=== DATA FOR THIS TASK ===

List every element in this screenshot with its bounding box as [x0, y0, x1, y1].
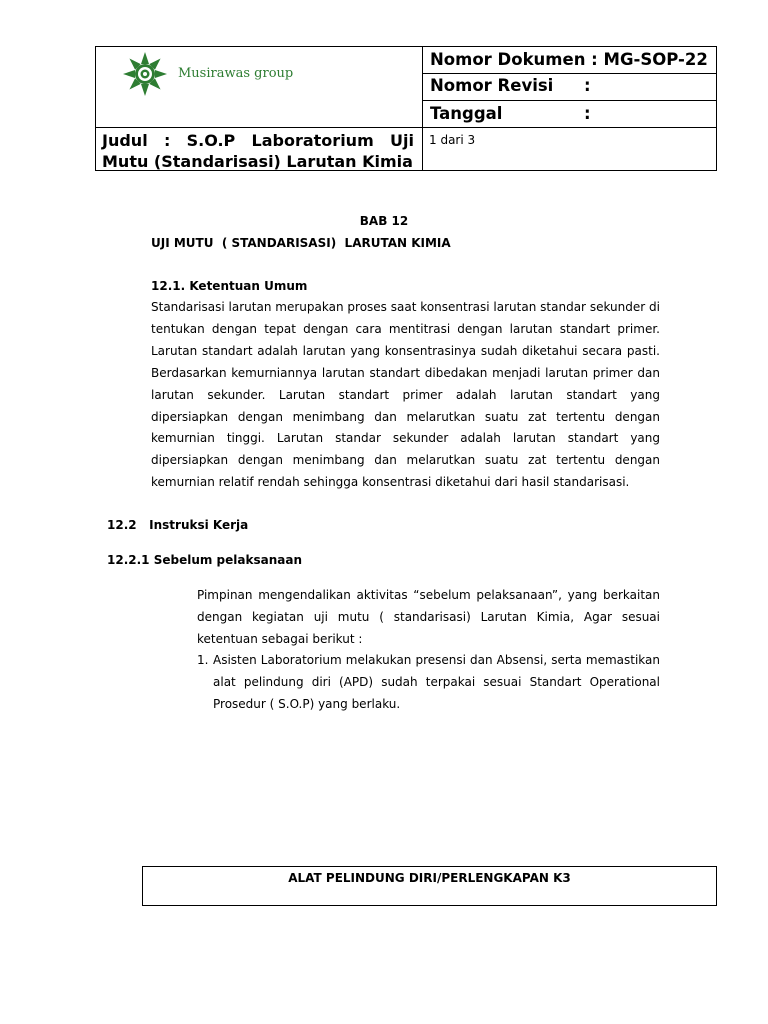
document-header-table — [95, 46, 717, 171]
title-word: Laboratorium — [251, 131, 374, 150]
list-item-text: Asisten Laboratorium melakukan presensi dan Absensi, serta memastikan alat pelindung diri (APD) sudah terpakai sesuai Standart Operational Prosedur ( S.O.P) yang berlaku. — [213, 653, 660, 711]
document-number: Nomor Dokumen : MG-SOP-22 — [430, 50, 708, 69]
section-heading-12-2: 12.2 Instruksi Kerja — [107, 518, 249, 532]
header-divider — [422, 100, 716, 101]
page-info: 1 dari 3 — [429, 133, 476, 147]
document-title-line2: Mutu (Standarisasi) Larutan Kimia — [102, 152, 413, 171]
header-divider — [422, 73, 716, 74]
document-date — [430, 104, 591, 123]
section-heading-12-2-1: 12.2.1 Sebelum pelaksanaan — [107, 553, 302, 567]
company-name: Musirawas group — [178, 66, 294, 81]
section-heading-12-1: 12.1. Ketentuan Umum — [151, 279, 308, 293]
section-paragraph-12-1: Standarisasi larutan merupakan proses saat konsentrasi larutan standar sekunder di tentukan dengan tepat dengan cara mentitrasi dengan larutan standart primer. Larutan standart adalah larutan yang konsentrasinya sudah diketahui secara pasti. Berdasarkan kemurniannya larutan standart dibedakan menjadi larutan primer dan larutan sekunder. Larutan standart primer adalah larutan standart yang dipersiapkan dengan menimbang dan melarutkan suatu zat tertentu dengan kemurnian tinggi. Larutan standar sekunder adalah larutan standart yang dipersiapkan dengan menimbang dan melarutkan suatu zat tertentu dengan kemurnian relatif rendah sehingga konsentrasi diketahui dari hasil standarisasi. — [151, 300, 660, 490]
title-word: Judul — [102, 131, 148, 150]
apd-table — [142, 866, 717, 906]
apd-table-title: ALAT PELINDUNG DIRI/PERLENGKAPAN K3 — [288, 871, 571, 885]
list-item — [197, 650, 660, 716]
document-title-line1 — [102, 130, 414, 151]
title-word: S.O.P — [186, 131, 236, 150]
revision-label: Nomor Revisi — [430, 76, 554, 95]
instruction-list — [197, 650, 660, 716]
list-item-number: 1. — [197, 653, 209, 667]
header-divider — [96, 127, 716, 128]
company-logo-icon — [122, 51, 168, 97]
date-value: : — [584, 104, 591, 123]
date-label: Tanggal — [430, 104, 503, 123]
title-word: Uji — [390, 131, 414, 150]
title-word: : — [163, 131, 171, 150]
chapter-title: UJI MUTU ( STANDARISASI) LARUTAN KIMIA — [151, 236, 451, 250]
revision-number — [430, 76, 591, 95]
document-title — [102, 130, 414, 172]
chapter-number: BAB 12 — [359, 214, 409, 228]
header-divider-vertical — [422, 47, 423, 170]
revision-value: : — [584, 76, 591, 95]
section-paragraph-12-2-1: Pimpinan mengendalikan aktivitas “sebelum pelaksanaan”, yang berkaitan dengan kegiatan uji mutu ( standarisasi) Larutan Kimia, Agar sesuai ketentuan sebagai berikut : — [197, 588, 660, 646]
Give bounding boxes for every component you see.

===

- **TASK BRIEF**:
Return every one of the rows above verbatim, with the pictures left out.

- **EXERCISE RESULT**:
List every element in this screenshot with its bounding box as [x0, y0, x1, y1].
document-header-table — [95, 46, 717, 171]
title-word: Laboratorium — [251, 131, 374, 150]
list-item-text: Asisten Laboratorium melakukan presensi dan Absensi, serta memastikan alat pelindung diri (APD) sudah terpakai sesuai Standart Operational Prosedur ( S.O.P) yang berlaku. — [213, 653, 660, 711]
document-number: Nomor Dokumen : MG-SOP-22 — [430, 50, 708, 69]
section-heading-12-2: 12.2 Instruksi Kerja — [107, 518, 249, 532]
header-divider — [422, 100, 716, 101]
page-info: 1 dari 3 — [429, 133, 476, 147]
document-title-line2: Mutu (Standarisasi) Larutan Kimia — [102, 152, 413, 171]
header-divider — [422, 73, 716, 74]
document-date — [430, 104, 591, 123]
section-heading-12-2-1: 12.2.1 Sebelum pelaksanaan — [107, 553, 302, 567]
company-name: Musirawas group — [178, 66, 294, 81]
section-heading-12-1: 12.1. Ketentuan Umum — [151, 279, 308, 293]
section-paragraph-12-1: Standarisasi larutan merupakan proses saat konsentrasi larutan standar sekunder di tentukan dengan tepat dengan cara mentitrasi dengan larutan standart primer. Larutan standart adalah larutan yang konsentrasinya sudah diketahui secara pasti. Berdasarkan kemurniannya larutan standart dibedakan menjadi larutan primer dan larutan sekunder. Larutan standart primer adalah larutan standart yang dipersiapkan dengan menimbang dan melarutkan suatu zat tertentu dengan kemurnian tinggi. Larutan standar sekunder adalah larutan standart yang dipersiapkan dengan menimbang dan melarutkan suatu zat tertentu dengan kemurnian relatif rendah sehingga konsentrasi diketahui dari hasil standarisasi. — [151, 300, 660, 490]
title-word: Judul — [102, 131, 148, 150]
apd-table — [142, 866, 717, 906]
apd-table-title: ALAT PELINDUNG DIRI/PERLENGKAPAN K3 — [288, 871, 571, 885]
list-item — [197, 650, 660, 716]
document-title-line1 — [102, 130, 414, 151]
title-word: S.O.P — [186, 131, 236, 150]
revision-label: Nomor Revisi — [430, 76, 554, 95]
instruction-list — [197, 650, 660, 716]
list-item-number: 1. — [197, 653, 209, 667]
header-divider — [96, 127, 716, 128]
company-logo-icon — [122, 51, 168, 97]
date-value: : — [584, 104, 591, 123]
date-label: Tanggal — [430, 104, 503, 123]
title-word: Uji — [390, 131, 414, 150]
title-word: : — [163, 131, 171, 150]
chapter-title: UJI MUTU ( STANDARISASI) LARUTAN KIMIA — [151, 236, 451, 250]
revision-number — [430, 76, 591, 95]
document-title — [102, 130, 414, 172]
chapter-number: BAB 12 — [359, 214, 409, 228]
header-divider-vertical — [422, 47, 423, 170]
revision-value: : — [584, 76, 591, 95]
section-paragraph-12-2-1: Pimpinan mengendalikan aktivitas “sebelum pelaksanaan”, yang berkaitan dengan kegiatan uji mutu ( standarisasi) Larutan Kimia, Agar sesuai ketentuan sebagai berikut : — [197, 588, 660, 646]
Give bounding boxes for every component you see.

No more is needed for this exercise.